### INFORMATION SUPPLIED

○ ○ ○

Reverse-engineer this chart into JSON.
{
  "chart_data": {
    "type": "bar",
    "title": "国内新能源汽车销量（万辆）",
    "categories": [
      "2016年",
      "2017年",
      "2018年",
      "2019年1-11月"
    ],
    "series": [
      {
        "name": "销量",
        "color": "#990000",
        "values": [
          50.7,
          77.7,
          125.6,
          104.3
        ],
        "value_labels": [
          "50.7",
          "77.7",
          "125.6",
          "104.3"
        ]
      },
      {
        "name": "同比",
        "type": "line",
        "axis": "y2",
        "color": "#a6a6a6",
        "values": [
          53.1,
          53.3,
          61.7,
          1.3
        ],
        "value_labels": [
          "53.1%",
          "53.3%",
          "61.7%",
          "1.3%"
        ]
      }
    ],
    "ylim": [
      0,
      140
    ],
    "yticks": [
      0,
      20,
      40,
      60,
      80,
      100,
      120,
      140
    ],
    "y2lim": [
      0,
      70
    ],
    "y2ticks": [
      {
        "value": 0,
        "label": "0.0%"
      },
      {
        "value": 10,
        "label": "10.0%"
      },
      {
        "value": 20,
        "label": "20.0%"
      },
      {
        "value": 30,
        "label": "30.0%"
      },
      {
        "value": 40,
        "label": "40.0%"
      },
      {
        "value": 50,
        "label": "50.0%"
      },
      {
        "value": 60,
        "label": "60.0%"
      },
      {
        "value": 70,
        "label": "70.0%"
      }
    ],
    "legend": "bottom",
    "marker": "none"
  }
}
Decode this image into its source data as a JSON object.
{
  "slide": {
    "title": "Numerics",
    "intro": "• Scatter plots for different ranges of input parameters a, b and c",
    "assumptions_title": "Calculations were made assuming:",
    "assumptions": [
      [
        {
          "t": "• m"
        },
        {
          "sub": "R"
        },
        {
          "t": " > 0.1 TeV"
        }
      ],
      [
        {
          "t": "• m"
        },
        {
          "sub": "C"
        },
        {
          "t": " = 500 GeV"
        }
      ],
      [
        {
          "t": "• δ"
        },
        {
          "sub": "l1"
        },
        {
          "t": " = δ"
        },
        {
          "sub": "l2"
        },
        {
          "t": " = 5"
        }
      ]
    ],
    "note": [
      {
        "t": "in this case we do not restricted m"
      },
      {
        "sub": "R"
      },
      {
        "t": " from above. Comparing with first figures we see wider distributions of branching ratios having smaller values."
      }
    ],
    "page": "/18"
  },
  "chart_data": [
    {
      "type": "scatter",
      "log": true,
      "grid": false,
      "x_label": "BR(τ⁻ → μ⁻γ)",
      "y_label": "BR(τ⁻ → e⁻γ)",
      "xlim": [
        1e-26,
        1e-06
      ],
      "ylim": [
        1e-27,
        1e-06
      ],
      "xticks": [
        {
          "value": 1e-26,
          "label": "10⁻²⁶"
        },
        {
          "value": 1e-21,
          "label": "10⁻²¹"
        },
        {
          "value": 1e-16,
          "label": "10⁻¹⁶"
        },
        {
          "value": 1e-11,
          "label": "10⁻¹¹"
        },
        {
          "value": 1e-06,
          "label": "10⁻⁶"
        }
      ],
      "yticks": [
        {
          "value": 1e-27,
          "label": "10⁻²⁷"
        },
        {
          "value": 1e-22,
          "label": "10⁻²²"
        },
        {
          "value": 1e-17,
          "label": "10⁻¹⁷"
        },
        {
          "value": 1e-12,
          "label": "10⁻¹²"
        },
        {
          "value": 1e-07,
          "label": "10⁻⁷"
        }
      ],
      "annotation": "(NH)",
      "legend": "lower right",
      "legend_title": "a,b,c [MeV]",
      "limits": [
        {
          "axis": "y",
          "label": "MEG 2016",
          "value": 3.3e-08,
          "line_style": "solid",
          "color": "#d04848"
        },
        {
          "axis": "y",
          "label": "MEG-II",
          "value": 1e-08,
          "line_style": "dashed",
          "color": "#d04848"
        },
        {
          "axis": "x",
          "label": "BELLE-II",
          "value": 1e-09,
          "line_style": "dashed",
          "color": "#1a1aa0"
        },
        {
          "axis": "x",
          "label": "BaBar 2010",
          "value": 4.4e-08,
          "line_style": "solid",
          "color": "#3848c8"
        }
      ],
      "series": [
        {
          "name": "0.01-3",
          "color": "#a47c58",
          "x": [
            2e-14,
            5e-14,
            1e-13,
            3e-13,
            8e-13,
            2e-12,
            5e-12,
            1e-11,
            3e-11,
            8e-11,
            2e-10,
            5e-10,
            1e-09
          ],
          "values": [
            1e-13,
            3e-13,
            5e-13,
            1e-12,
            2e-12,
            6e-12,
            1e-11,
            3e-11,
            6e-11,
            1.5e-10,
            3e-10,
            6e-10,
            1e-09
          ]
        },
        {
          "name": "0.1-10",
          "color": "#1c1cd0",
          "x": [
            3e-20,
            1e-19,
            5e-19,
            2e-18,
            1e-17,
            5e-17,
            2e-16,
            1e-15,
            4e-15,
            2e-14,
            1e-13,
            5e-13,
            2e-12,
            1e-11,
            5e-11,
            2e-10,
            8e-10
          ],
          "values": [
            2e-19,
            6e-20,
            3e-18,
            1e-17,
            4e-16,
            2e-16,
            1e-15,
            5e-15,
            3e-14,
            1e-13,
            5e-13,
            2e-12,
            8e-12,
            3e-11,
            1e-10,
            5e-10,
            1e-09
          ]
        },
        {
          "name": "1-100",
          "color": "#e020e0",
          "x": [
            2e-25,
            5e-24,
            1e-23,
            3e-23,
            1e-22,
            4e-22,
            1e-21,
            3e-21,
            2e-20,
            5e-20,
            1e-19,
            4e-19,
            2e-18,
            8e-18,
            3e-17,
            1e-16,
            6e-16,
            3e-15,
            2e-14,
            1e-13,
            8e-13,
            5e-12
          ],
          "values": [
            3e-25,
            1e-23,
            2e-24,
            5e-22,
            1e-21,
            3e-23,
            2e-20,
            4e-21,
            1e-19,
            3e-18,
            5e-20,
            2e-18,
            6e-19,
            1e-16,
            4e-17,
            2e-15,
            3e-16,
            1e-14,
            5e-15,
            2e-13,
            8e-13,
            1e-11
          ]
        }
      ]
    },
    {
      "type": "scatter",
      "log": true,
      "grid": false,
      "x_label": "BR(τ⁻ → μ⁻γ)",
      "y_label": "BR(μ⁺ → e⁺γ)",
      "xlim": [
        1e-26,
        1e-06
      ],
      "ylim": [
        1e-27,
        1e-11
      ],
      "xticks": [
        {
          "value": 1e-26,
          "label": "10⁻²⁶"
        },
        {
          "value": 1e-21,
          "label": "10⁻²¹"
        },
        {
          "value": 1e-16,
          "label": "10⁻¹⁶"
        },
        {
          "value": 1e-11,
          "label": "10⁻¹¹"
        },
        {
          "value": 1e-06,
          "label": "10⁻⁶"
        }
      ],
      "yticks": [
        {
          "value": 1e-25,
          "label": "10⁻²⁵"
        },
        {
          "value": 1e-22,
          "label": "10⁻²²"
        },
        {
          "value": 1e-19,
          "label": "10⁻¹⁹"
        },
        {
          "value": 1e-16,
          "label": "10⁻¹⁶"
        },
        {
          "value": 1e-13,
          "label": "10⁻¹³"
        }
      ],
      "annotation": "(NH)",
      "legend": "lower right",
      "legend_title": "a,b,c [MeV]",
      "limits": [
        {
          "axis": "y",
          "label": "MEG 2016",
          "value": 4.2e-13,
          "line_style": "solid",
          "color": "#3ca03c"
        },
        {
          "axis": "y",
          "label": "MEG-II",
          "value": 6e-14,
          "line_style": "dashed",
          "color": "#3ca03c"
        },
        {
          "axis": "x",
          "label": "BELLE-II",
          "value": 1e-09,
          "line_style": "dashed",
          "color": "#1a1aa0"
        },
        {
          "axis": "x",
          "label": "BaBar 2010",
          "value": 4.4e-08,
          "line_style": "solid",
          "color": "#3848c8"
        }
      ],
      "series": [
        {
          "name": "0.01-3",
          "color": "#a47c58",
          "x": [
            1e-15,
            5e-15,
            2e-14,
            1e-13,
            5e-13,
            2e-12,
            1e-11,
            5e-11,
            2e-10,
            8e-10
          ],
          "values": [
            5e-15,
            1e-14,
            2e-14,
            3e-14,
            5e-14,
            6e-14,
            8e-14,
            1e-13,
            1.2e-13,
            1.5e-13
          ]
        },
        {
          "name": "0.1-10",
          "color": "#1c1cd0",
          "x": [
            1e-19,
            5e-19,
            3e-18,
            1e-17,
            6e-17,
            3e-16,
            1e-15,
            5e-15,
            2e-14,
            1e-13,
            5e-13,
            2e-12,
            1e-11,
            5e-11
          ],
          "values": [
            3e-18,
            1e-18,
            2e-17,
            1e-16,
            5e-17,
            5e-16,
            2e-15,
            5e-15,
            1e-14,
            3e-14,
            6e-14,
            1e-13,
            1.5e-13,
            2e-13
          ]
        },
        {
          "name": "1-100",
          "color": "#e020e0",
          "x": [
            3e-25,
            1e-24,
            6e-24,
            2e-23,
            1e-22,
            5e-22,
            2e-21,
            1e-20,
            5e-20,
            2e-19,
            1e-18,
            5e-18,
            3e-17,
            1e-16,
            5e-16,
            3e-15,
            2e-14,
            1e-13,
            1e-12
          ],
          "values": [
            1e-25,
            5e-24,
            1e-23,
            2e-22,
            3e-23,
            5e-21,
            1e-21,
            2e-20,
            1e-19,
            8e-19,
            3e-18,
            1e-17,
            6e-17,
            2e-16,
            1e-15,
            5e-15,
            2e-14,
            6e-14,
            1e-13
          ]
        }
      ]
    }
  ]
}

○ ○ ○

### WRITTEN REQUEST
Reply with the number of lines in the data that include the string "type" and nothing else.

### THE RESPONSE
4